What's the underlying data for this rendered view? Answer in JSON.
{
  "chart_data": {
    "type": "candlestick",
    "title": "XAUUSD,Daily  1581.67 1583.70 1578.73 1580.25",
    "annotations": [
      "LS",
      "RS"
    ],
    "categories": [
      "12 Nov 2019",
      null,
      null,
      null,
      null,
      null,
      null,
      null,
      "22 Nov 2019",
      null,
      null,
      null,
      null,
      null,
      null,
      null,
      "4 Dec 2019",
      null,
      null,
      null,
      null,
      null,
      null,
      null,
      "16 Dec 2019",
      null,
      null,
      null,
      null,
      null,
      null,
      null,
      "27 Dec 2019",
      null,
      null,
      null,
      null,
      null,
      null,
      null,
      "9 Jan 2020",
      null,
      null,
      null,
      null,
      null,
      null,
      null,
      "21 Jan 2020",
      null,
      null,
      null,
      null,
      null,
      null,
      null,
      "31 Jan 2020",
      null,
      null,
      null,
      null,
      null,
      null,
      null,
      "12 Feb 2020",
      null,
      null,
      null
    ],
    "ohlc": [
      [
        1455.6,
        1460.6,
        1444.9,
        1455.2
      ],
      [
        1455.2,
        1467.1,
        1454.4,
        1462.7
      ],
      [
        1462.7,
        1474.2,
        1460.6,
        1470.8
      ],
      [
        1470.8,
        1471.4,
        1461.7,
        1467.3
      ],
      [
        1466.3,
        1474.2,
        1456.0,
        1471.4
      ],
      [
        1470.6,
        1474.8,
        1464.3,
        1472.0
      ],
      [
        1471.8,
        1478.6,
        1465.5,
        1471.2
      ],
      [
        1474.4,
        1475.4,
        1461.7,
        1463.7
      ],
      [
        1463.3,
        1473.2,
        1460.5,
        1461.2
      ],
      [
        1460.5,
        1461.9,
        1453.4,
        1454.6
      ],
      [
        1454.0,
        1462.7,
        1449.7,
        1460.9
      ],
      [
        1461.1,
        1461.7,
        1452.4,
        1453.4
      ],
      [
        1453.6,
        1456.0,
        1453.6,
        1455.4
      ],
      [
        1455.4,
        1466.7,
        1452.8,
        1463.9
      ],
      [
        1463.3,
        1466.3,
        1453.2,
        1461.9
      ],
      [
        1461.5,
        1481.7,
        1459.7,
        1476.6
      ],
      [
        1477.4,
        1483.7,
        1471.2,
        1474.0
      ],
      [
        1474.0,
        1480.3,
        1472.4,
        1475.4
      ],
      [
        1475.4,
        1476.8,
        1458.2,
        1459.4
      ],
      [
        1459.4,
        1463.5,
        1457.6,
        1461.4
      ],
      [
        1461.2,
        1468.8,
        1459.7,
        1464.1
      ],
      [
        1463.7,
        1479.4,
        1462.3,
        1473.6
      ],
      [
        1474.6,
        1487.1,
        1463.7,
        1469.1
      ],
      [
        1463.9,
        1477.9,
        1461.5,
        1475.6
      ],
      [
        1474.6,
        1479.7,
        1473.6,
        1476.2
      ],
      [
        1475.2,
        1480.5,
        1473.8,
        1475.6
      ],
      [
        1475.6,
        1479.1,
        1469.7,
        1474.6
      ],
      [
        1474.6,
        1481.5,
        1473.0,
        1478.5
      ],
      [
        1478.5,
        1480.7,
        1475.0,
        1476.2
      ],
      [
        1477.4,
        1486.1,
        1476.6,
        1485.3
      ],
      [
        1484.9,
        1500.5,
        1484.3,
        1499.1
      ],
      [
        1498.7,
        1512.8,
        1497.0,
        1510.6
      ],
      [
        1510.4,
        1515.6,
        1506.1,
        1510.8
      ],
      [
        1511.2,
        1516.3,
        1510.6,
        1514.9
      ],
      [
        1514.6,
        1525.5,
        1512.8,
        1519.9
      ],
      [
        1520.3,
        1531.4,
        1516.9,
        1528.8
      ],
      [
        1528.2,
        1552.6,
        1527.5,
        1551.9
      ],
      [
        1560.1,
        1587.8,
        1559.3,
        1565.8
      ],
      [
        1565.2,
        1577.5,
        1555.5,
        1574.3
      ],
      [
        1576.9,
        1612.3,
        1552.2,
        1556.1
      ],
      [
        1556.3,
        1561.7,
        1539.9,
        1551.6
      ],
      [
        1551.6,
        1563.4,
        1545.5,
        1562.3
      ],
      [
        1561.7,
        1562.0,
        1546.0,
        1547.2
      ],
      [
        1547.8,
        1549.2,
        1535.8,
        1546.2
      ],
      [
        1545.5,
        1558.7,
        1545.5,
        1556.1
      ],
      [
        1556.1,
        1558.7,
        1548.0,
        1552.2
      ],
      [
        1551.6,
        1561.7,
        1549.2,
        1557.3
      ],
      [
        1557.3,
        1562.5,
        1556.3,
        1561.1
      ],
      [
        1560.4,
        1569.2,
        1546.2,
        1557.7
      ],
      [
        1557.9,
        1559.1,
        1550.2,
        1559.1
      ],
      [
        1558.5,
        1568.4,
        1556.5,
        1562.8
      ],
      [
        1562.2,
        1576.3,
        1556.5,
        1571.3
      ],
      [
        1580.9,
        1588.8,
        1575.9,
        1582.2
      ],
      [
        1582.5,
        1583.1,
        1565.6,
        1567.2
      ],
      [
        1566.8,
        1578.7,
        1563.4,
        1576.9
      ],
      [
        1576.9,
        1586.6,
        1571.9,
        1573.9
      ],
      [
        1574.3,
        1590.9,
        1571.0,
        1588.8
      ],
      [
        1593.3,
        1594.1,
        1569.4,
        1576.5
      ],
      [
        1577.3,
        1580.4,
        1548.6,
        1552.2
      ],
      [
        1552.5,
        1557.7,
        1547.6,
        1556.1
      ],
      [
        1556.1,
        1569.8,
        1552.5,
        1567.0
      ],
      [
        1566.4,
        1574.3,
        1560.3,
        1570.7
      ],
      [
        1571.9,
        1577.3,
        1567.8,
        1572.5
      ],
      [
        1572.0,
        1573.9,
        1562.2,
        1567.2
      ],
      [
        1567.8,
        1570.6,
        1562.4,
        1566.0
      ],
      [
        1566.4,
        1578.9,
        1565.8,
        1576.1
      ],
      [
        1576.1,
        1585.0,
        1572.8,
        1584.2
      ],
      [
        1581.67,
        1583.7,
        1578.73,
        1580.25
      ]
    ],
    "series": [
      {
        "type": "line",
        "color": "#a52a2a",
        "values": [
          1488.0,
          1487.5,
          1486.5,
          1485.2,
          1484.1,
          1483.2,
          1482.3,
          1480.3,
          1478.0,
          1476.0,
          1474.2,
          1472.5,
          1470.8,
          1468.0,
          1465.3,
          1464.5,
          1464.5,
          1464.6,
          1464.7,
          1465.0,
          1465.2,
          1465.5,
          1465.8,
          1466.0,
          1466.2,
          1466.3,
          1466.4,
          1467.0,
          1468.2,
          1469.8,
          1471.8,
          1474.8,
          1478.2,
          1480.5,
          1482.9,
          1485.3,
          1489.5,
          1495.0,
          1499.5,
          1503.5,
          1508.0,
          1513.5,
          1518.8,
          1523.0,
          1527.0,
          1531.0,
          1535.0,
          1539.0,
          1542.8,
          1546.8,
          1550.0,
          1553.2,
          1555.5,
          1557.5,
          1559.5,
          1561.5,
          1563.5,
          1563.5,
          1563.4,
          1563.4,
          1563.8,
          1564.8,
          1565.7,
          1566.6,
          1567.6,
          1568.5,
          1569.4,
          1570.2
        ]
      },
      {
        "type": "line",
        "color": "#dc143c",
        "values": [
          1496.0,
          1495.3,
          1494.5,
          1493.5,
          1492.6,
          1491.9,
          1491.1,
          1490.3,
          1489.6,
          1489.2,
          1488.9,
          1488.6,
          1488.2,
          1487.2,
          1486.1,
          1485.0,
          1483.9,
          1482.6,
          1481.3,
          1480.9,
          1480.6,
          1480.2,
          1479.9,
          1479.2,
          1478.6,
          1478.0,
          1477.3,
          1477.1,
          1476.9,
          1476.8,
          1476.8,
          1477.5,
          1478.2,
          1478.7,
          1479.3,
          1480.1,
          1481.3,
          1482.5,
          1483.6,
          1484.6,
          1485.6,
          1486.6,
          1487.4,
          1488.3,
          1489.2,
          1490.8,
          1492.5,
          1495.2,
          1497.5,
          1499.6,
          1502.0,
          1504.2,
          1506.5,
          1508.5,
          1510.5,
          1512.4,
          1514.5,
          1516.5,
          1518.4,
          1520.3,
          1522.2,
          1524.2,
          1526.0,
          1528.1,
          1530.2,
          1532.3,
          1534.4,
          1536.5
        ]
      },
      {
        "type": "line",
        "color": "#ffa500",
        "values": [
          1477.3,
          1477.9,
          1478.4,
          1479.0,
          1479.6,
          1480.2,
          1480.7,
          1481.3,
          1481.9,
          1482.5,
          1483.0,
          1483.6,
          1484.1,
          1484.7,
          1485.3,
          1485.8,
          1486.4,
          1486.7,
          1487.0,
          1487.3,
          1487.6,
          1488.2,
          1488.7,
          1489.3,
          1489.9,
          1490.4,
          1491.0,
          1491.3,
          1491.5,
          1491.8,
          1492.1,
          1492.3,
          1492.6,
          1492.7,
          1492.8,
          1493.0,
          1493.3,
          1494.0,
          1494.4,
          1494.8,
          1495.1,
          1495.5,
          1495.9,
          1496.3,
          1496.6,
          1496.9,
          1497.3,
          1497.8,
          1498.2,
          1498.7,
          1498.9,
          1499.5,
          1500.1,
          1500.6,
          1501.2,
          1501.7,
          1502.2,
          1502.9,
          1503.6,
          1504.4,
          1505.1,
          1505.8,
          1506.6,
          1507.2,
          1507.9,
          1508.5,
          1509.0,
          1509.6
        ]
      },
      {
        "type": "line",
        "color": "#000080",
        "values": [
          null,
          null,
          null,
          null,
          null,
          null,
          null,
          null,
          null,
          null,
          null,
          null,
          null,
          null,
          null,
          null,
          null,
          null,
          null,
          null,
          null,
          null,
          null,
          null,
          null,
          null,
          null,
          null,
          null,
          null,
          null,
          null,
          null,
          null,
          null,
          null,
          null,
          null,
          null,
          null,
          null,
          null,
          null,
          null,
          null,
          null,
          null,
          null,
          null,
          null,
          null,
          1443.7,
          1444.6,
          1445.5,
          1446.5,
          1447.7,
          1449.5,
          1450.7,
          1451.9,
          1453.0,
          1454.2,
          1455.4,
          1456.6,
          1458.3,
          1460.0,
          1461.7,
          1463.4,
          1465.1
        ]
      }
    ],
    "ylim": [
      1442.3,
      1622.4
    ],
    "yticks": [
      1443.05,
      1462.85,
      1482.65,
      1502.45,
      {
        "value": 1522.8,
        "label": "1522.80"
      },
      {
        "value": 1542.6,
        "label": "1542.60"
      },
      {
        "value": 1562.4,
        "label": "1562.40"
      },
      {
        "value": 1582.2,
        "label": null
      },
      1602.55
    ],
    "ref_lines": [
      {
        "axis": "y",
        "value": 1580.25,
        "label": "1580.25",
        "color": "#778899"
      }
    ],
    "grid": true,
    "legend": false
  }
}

■ **WORK TO BE COMPLETED**: Using the listing above, list every line in which the string "color" occurs.

■ **SOLUTION TO THE PROBLEM**:
        "color": "#a52a2a",
        "color": "#dc143c",
        "color": "#ffa500",
        "color": "#000080",
        "color": "#778899"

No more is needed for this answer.